* Problem details
Copy every line of the listing exactly.

* Items
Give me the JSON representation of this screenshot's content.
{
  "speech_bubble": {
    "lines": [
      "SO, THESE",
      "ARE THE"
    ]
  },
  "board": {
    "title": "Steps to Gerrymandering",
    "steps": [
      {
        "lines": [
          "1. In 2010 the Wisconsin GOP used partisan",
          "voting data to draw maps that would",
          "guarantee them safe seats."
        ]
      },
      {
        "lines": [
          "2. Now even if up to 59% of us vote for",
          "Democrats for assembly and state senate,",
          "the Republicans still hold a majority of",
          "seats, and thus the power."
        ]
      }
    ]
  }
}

* Exercise output
Give me the JSON representation of this screenshot's content.
{
  "speech_bubble": {
    "lines": [
      "SO, THESE",
      "ARE THE"
    ]
  },
  "board": {
    "title": "Steps to Gerrymandering",
    "steps": [
      {
        "lines": [
          "1. In 2010 the Wisconsin GOP used partisan",
          "voting data to draw maps that would",
          "guarantee them safe seats."
        ]
      },
      {
        "lines": [
          "2. Now even if up to 59% of us vote for",
          "Democrats for assembly and state senate,",
          "the Republicans still hold a majority of",
          "seats, and thus the power."
        ]
      }
    ]
  }
}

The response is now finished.